━━ Information shown
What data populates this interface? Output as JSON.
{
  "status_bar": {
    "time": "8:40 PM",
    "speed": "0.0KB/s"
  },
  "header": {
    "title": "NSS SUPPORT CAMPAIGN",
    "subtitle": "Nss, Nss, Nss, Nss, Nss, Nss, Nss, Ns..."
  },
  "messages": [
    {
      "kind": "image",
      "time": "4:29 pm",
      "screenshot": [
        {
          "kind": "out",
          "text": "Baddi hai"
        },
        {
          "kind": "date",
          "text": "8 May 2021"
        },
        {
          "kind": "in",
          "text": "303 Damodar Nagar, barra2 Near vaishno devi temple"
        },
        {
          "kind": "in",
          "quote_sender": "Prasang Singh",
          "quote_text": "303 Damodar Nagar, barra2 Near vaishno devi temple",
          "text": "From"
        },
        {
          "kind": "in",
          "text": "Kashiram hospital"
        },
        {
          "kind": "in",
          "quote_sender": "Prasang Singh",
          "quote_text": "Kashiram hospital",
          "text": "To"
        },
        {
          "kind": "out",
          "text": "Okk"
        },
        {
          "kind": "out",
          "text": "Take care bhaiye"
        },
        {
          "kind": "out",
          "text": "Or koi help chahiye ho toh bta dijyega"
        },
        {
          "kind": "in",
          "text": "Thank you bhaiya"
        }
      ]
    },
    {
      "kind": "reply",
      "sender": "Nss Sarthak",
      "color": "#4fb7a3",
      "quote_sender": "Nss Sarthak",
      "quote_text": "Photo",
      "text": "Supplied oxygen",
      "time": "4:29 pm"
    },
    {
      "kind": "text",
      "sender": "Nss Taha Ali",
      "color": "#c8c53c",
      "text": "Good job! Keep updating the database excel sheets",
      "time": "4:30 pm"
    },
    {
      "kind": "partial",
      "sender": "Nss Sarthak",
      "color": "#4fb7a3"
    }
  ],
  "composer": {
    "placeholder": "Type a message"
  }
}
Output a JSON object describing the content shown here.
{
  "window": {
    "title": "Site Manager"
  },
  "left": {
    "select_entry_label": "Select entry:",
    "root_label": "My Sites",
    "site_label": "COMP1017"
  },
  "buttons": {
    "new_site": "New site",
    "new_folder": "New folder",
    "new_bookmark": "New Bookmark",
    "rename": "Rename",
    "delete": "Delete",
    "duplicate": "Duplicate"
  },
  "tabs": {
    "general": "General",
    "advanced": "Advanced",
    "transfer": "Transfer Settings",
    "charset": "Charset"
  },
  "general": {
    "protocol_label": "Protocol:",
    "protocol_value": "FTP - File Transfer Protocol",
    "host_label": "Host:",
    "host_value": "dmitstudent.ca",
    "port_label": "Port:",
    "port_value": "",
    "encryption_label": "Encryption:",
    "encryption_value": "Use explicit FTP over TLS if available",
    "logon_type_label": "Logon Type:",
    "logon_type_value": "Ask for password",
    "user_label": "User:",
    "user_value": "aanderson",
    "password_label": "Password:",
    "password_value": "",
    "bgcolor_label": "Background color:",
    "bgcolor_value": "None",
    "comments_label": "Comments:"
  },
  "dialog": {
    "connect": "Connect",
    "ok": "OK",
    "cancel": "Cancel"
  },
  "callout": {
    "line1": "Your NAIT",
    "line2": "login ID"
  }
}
━━━━
__Stated problem__
Collect every line above that contains the word "Transfer".

__Complete output__
    "transfer": "Transfer Settings",
    "protocol_value": "FTP - File Transfer Protocol",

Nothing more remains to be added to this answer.